[The task] Narrow the data below down to the lines containing "right".

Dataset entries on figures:

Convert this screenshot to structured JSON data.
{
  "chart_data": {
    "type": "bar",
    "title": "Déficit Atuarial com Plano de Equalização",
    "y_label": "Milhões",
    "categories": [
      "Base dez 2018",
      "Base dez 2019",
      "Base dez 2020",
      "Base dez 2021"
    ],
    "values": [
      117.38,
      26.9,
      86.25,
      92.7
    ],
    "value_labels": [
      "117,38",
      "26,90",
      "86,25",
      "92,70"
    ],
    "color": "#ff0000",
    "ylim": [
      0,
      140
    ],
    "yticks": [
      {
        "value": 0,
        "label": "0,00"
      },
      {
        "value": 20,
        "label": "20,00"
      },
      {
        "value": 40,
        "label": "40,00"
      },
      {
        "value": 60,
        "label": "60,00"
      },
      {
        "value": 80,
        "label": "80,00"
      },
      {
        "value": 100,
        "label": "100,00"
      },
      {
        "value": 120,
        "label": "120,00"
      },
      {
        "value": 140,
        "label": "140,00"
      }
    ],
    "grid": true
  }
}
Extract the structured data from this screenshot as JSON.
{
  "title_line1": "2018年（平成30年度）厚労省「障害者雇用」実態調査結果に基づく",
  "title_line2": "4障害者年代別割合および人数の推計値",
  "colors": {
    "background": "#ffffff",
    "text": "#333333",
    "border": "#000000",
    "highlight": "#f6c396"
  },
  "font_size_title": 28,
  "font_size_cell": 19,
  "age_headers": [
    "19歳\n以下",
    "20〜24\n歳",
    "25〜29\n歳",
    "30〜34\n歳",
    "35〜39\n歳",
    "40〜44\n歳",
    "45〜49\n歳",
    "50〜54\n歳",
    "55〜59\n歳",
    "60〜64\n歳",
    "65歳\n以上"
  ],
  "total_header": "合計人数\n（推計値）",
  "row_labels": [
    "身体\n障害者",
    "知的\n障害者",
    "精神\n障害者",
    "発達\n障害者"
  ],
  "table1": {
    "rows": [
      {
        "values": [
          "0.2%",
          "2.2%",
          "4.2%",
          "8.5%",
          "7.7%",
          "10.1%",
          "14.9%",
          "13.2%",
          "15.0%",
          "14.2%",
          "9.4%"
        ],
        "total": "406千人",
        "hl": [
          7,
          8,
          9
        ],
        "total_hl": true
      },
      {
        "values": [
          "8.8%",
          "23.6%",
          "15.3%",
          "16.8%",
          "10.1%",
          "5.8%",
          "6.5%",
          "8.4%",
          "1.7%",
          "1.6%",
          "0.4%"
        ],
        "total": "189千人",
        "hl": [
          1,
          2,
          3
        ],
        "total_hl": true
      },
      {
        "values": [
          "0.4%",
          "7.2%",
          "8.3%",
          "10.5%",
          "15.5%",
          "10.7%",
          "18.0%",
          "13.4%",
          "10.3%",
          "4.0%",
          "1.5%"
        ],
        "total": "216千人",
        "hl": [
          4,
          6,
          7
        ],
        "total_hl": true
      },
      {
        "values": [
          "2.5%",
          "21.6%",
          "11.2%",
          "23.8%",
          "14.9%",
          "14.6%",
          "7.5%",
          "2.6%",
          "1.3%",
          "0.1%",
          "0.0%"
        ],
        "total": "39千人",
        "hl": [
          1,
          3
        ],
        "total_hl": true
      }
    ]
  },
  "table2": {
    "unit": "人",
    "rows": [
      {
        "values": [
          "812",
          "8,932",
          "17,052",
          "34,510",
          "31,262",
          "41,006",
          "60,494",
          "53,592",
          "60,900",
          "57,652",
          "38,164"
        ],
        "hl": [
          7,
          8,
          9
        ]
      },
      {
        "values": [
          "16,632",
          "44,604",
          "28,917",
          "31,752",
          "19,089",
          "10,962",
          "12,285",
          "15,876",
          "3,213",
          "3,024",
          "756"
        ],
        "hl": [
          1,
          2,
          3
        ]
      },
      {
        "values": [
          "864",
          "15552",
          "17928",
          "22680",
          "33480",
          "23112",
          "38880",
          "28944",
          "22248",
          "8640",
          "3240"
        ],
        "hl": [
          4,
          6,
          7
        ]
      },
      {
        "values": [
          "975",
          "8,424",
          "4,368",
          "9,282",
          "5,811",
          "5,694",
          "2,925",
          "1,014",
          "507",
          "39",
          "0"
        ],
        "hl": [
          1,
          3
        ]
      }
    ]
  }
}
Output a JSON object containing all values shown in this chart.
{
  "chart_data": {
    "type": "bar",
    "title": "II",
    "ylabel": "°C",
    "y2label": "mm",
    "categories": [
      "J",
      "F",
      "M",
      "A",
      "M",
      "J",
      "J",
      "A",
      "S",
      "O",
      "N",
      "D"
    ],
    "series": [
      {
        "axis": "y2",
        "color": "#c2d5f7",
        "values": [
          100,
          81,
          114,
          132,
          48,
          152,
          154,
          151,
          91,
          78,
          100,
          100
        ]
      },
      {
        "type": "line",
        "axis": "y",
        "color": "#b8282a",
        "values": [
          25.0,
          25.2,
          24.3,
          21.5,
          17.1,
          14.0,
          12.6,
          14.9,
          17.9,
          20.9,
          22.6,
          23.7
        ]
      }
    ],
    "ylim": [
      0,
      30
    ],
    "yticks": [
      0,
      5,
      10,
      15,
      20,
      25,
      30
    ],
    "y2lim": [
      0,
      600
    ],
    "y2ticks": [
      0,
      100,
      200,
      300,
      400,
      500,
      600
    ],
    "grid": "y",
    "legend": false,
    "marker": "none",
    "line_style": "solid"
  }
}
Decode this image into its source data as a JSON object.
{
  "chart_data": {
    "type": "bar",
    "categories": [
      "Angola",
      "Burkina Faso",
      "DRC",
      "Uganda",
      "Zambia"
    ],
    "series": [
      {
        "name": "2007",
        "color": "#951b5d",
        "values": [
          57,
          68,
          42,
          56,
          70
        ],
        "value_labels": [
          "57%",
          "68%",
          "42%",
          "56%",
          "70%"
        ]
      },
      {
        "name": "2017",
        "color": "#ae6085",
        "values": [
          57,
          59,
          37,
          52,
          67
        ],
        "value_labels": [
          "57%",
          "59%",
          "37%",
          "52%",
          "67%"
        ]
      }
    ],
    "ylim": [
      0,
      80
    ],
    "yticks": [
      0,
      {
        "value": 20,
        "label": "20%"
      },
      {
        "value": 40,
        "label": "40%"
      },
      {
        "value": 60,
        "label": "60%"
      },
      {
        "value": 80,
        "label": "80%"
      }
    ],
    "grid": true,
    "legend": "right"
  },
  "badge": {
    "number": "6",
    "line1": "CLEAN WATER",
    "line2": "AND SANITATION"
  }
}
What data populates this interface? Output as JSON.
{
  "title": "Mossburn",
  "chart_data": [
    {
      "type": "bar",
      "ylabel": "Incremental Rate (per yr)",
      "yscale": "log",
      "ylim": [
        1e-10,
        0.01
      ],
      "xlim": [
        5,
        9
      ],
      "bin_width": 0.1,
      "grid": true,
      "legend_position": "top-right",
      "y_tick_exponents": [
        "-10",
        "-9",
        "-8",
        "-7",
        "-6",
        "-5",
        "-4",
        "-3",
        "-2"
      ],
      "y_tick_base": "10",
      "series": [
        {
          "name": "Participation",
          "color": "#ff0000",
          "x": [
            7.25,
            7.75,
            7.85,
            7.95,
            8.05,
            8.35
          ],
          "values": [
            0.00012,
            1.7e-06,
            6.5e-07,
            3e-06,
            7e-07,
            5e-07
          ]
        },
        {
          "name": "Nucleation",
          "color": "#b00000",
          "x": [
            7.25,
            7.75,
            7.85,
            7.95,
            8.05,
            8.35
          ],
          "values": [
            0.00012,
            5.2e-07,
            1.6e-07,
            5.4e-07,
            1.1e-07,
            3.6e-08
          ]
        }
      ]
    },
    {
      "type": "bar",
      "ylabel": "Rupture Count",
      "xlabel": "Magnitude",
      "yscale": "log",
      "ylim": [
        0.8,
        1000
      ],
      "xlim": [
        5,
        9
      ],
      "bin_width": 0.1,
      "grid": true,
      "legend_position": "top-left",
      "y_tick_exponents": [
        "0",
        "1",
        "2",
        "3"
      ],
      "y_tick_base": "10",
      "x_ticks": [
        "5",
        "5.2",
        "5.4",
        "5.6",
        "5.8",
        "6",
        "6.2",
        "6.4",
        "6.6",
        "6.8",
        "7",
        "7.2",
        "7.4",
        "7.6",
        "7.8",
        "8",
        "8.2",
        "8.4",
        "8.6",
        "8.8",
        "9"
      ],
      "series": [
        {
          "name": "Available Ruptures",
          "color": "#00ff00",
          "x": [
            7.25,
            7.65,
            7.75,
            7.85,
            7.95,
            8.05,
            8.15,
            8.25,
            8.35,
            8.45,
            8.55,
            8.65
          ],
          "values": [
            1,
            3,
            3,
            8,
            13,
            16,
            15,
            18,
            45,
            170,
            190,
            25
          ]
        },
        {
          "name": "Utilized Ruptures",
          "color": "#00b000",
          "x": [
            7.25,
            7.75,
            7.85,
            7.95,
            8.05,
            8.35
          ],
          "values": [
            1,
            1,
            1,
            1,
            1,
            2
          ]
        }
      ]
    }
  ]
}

[Exercise response]
    "legend": "right"
      "legend_position": "top-right",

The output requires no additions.